*What to produce*: Take the line containing "What data populates" and every line after it to the end of the records, and copy them exactly, leaving out pictures.

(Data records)
════════════════════

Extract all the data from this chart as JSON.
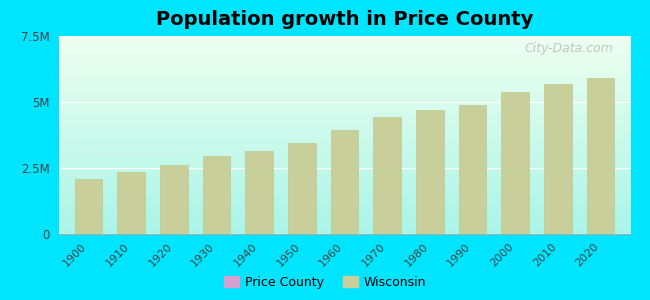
{
  "title": "Population growth in Price County",
  "title_fontsize": 14,
  "background_color": "#00e5ff",
  "plot_bg_top": "#e8f5ee",
  "plot_bg_bottom": "#aaf0e8",
  "years": [
    1900,
    1910,
    1920,
    1930,
    1940,
    1950,
    1960,
    1970,
    1980,
    1990,
    2000,
    2010,
    2020
  ],
  "wisconsin_pop": [
    2069042,
    2333860,
    2632067,
    2939006,
    3137587,
    3434575,
    3951777,
    4417731,
    4705335,
    4891769,
    5363675,
    5686986,
    5893718
  ],
  "bar_color": "#c8cf9a",
  "bar_edge_color": "#c0c88a",
  "ylim": [
    0,
    7500000
  ],
  "yticks": [
    0,
    2500000,
    5000000,
    7500000
  ],
  "ytick_labels": [
    "0",
    "2.5M",
    "5M",
    "7.5M"
  ],
  "legend_price_color": "#d4a0d0",
  "legend_wisconsin_color": "#c8cf9a",
  "watermark": "City-Data.com",
  "watermark_fontsize": 9,
  "bar_width": 6.5,
  "xlim_left": 1893,
  "xlim_right": 2027
}
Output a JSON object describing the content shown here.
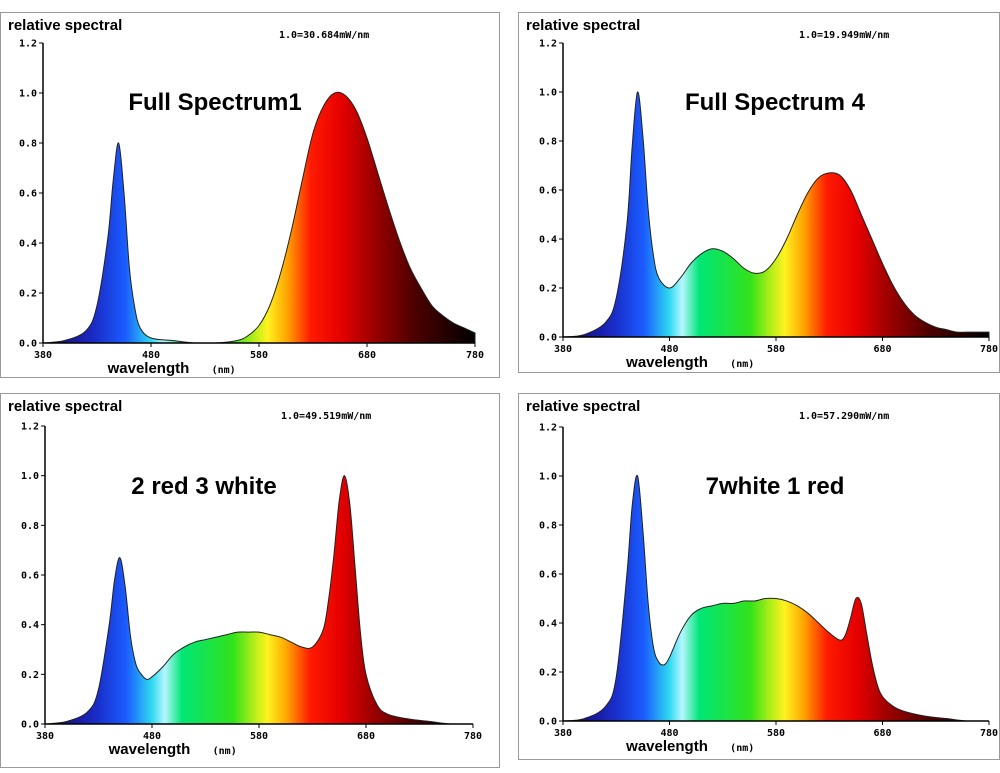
{
  "chart_data": [
    {
      "type": "area",
      "title": "Full Spectrum1",
      "ylabel": "relative spectral",
      "xlabel": "wavelength",
      "xunit": "(nm)",
      "calibration": "1.0=30.684mW/nm",
      "xlim": [
        380,
        780
      ],
      "ylim": [
        0,
        1.2
      ],
      "xticks": [
        "380",
        "480",
        "580",
        "680",
        "780"
      ],
      "yticks": [
        "0.0",
        "0.2",
        "0.4",
        "0.6",
        "0.8",
        "1.0",
        "1.2"
      ],
      "x": [
        380,
        400,
        420,
        430,
        440,
        445,
        450,
        455,
        460,
        465,
        470,
        480,
        500,
        520,
        540,
        560,
        570,
        580,
        590,
        600,
        610,
        620,
        630,
        640,
        650,
        660,
        670,
        680,
        690,
        700,
        710,
        720,
        730,
        740,
        750,
        760,
        770,
        780
      ],
      "y": [
        0.0,
        0.01,
        0.05,
        0.15,
        0.42,
        0.65,
        0.8,
        0.6,
        0.3,
        0.14,
        0.06,
        0.02,
        0.01,
        0.0,
        0.0,
        0.01,
        0.03,
        0.07,
        0.15,
        0.28,
        0.45,
        0.65,
        0.84,
        0.95,
        1.0,
        0.99,
        0.93,
        0.82,
        0.68,
        0.54,
        0.41,
        0.3,
        0.22,
        0.15,
        0.11,
        0.08,
        0.06,
        0.04
      ]
    },
    {
      "type": "area",
      "title": "Full Spectrum 4",
      "ylabel": "relative spectral",
      "xlabel": "wavelength",
      "xunit": "(nm)",
      "calibration": "1.0=19.949mW/nm",
      "xlim": [
        380,
        780
      ],
      "ylim": [
        0,
        1.2
      ],
      "xticks": [
        "380",
        "480",
        "580",
        "680",
        "780"
      ],
      "yticks": [
        "0.0",
        "0.2",
        "0.4",
        "0.6",
        "0.8",
        "1.0",
        "1.2"
      ],
      "x": [
        380,
        400,
        420,
        430,
        440,
        445,
        450,
        455,
        460,
        465,
        470,
        480,
        490,
        500,
        510,
        520,
        530,
        540,
        550,
        560,
        570,
        580,
        590,
        600,
        610,
        620,
        630,
        640,
        650,
        660,
        670,
        680,
        690,
        700,
        710,
        720,
        730,
        740,
        750,
        760,
        780
      ],
      "y": [
        0.0,
        0.01,
        0.06,
        0.16,
        0.46,
        0.78,
        1.0,
        0.82,
        0.52,
        0.33,
        0.24,
        0.2,
        0.24,
        0.3,
        0.34,
        0.36,
        0.35,
        0.32,
        0.28,
        0.26,
        0.27,
        0.32,
        0.4,
        0.5,
        0.59,
        0.65,
        0.67,
        0.66,
        0.6,
        0.5,
        0.4,
        0.3,
        0.21,
        0.14,
        0.09,
        0.06,
        0.04,
        0.03,
        0.02,
        0.02,
        0.02
      ]
    },
    {
      "type": "area",
      "title": "2 red 3 white",
      "ylabel": "relative spectral",
      "xlabel": "wavelength",
      "xunit": "(nm)",
      "calibration": "1.0=49.519mW/nm",
      "xlim": [
        380,
        780
      ],
      "ylim": [
        0,
        1.2
      ],
      "xticks": [
        "380",
        "480",
        "580",
        "680",
        "780"
      ],
      "yticks": [
        "0.0",
        "0.2",
        "0.4",
        "0.6",
        "0.8",
        "1.0",
        "1.2"
      ],
      "x": [
        380,
        400,
        420,
        430,
        440,
        445,
        450,
        455,
        460,
        465,
        470,
        475,
        480,
        490,
        500,
        510,
        520,
        530,
        540,
        550,
        560,
        570,
        580,
        590,
        600,
        610,
        620,
        630,
        640,
        645,
        650,
        655,
        660,
        665,
        670,
        675,
        680,
        690,
        700,
        720,
        740,
        760,
        780
      ],
      "y": [
        0.0,
        0.01,
        0.05,
        0.14,
        0.4,
        0.58,
        0.67,
        0.55,
        0.35,
        0.24,
        0.2,
        0.18,
        0.19,
        0.23,
        0.28,
        0.31,
        0.33,
        0.34,
        0.35,
        0.36,
        0.37,
        0.37,
        0.37,
        0.36,
        0.35,
        0.33,
        0.31,
        0.31,
        0.38,
        0.5,
        0.68,
        0.9,
        1.0,
        0.88,
        0.62,
        0.36,
        0.2,
        0.08,
        0.04,
        0.02,
        0.01,
        0.0,
        0.0
      ]
    },
    {
      "type": "area",
      "title": "7white 1 red",
      "ylabel": "relative spectral",
      "xlabel": "wavelength",
      "xunit": "(nm)",
      "calibration": "1.0=57.290mW/nm",
      "xlim": [
        380,
        780
      ],
      "ylim": [
        0,
        1.2
      ],
      "xticks": [
        "380",
        "480",
        "580",
        "680",
        "780"
      ],
      "yticks": [
        "0.0",
        "0.2",
        "0.4",
        "0.6",
        "0.8",
        "1.0",
        "1.2"
      ],
      "x": [
        380,
        400,
        420,
        430,
        440,
        445,
        450,
        455,
        460,
        465,
        470,
        475,
        480,
        490,
        500,
        510,
        520,
        530,
        540,
        550,
        560,
        570,
        580,
        590,
        600,
        610,
        620,
        630,
        640,
        645,
        650,
        655,
        660,
        665,
        670,
        675,
        680,
        690,
        700,
        720,
        740,
        760,
        780
      ],
      "y": [
        0.0,
        0.01,
        0.06,
        0.18,
        0.6,
        0.88,
        1.0,
        0.78,
        0.48,
        0.3,
        0.24,
        0.23,
        0.26,
        0.36,
        0.43,
        0.46,
        0.47,
        0.48,
        0.48,
        0.49,
        0.49,
        0.5,
        0.5,
        0.49,
        0.47,
        0.44,
        0.4,
        0.36,
        0.33,
        0.35,
        0.42,
        0.5,
        0.48,
        0.36,
        0.24,
        0.15,
        0.1,
        0.06,
        0.04,
        0.02,
        0.01,
        0.0,
        0.0
      ]
    }
  ]
}
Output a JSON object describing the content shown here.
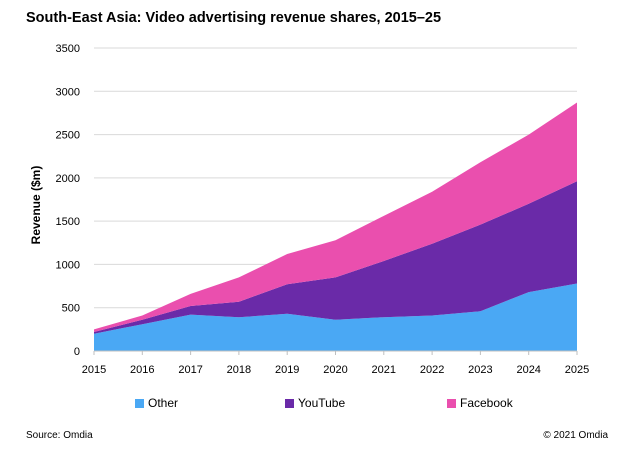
{
  "title": "South-East Asia: Video advertising revenue shares, 2015–25",
  "source": "Source: Omdia",
  "copyright": "© 2021 Omdia",
  "chart_data": {
    "type": "area",
    "stacked": true,
    "categories": [
      "2015",
      "2016",
      "2017",
      "2018",
      "2019",
      "2020",
      "2021",
      "2022",
      "2023",
      "2024",
      "2025"
    ],
    "ylabel": "Revenue ($m)",
    "xlabel": "",
    "ylim": [
      0,
      3500
    ],
    "yticks": [
      0,
      500,
      1000,
      1500,
      2000,
      2500,
      3000,
      3500
    ],
    "grid": true,
    "legend_position": "bottom",
    "series": [
      {
        "name": "Other",
        "color": "#4aa8f4",
        "values": [
          200,
          310,
          420,
          390,
          430,
          360,
          390,
          410,
          460,
          680,
          780
        ]
      },
      {
        "name": "YouTube",
        "color": "#6a2aa8",
        "values": [
          20,
          50,
          100,
          180,
          340,
          490,
          650,
          830,
          1000,
          1020,
          1180
        ]
      },
      {
        "name": "Facebook",
        "color": "#ea4fae",
        "values": [
          30,
          50,
          140,
          280,
          350,
          430,
          520,
          600,
          720,
          800,
          910
        ]
      }
    ]
  }
}
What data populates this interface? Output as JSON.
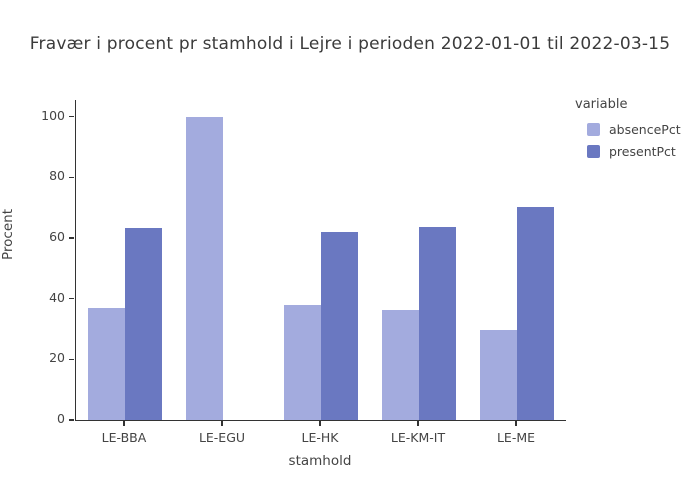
{
  "title": "Fravær i procent pr stamhold i Lejre i perioden 2022-01-01 til 2022-03-15",
  "colors": {
    "absence": "#a3abde",
    "present": "#6a78c1",
    "axis": "#333333",
    "text": "#444444"
  },
  "chart_data": {
    "type": "bar",
    "title": "Fravær i procent pr stamhold i Lejre i perioden 2022-01-01 til 2022-03-15",
    "categories": [
      "LE-BBA",
      "LE-EGU",
      "LE-HK",
      "LE-KM-IT",
      "LE-ME"
    ],
    "series": [
      {
        "name": "absencePct",
        "color": "#a3abde",
        "values": [
          36.8,
          100,
          37.9,
          36.4,
          29.7
        ]
      },
      {
        "name": "presentPct",
        "color": "#6a78c1",
        "values": [
          63.2,
          0,
          62.1,
          63.6,
          70.3
        ]
      }
    ],
    "xlabel": "stamhold",
    "ylabel": "Procent",
    "ylim": [
      0,
      100
    ],
    "yticks": [
      0,
      20,
      40,
      60,
      80,
      100
    ],
    "legend_title": "variable",
    "legend_position": "right",
    "grid": false
  }
}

════════════════════

*Response to the task*:
What data populates this interface? Output as JSON.
{
  "title": "Fravær i procent pr stamhold i Lejre i perioden 2022-01-01 til 2022-03-15",
  "colors": {
    "absence": "#a3abde",
    "present": "#6a78c1",
    "axis": "#333333",
    "text": "#444444"
  },
  "chart_data": {
    "type": "bar",
    "title": "Fravær i procent pr stamhold i Lejre i perioden 2022-01-01 til 2022-03-15",
    "categories": [
      "LE-BBA",
      "LE-EGU",
      "LE-HK",
      "LE-KM-IT",
      "LE-ME"
    ],
    "series": [
      {
        "name": "absencePct",
        "color": "#a3abde",
        "values": [
          36.8,
          100,
          37.9,
          36.4,
          29.7
        ]
      },
      {
        "name": "presentPct",
        "color": "#6a78c1",
        "values": [
          63.2,
          0,
          62.1,
          63.6,
          70.3
        ]
      }
    ],
    "xlabel": "stamhold",
    "ylabel": "Procent",
    "ylim": [
      0,
      100
    ],
    "yticks": [
      0,
      20,
      40,
      60,
      80,
      100
    ],
    "legend_title": "variable",
    "legend_position": "right",
    "grid": false
  }
}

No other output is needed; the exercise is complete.